Data records
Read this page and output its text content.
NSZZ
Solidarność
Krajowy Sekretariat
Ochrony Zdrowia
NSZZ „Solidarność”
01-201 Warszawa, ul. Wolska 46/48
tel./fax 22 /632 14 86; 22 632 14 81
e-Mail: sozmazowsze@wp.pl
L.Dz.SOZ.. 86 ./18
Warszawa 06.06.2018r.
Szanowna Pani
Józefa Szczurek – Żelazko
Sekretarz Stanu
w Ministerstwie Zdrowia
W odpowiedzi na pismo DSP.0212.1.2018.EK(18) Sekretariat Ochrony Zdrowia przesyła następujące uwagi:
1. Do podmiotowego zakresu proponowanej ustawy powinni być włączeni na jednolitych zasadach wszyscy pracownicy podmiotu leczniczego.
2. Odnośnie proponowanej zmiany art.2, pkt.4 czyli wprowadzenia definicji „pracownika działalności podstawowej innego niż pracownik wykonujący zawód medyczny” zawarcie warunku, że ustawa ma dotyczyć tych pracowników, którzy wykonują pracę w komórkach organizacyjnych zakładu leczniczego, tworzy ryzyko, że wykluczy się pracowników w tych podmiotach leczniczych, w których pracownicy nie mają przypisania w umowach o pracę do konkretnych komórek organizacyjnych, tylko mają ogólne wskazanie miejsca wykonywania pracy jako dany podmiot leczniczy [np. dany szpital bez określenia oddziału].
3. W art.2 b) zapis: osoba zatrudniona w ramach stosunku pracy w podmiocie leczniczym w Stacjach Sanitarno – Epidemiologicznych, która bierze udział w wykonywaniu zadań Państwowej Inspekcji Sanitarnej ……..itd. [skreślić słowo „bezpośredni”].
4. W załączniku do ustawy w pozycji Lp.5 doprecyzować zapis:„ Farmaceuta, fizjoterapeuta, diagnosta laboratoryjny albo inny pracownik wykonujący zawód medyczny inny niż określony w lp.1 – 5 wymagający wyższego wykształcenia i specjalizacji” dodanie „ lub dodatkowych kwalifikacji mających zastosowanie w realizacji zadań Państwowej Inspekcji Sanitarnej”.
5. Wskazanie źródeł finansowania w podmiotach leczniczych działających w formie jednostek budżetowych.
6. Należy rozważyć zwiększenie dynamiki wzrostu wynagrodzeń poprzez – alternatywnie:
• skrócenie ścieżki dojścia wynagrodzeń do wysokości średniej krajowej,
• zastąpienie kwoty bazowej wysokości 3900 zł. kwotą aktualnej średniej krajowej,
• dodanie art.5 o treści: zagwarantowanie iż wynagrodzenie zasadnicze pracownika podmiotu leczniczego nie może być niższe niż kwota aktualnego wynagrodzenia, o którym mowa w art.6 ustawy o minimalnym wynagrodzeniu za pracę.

(WHAT TO DO): Check each line of the records above for "podmiotach", and copy those that have it.

(EXERCISE RESULT):
2. Odnośnie proponowanej zmiany art.2, pkt.4 czyli wprowadzenia definicji „pracownika działalności podstawowej innego niż pracownik wykonujący zawód medyczny” zawarcie warunku, że ustawa ma dotyczyć tych pracowników, którzy wykonują pracę w komórkach organizacyjnych zakładu leczniczego, tworzy ryzyko, że wykluczy się pracowników w tych podmiotach leczniczych, w których pracownicy nie mają przypisania w umowach o pracę do konkretnych komórek organizacyjnych, tylko mają ogólne wskazanie miejsca wykonywania pracy jako dany podmiot leczniczy [np. dany szpital bez określenia oddziału].
5. Wskazanie źródeł finansowania w podmiotach leczniczych działających w formie jednostek budżetowych.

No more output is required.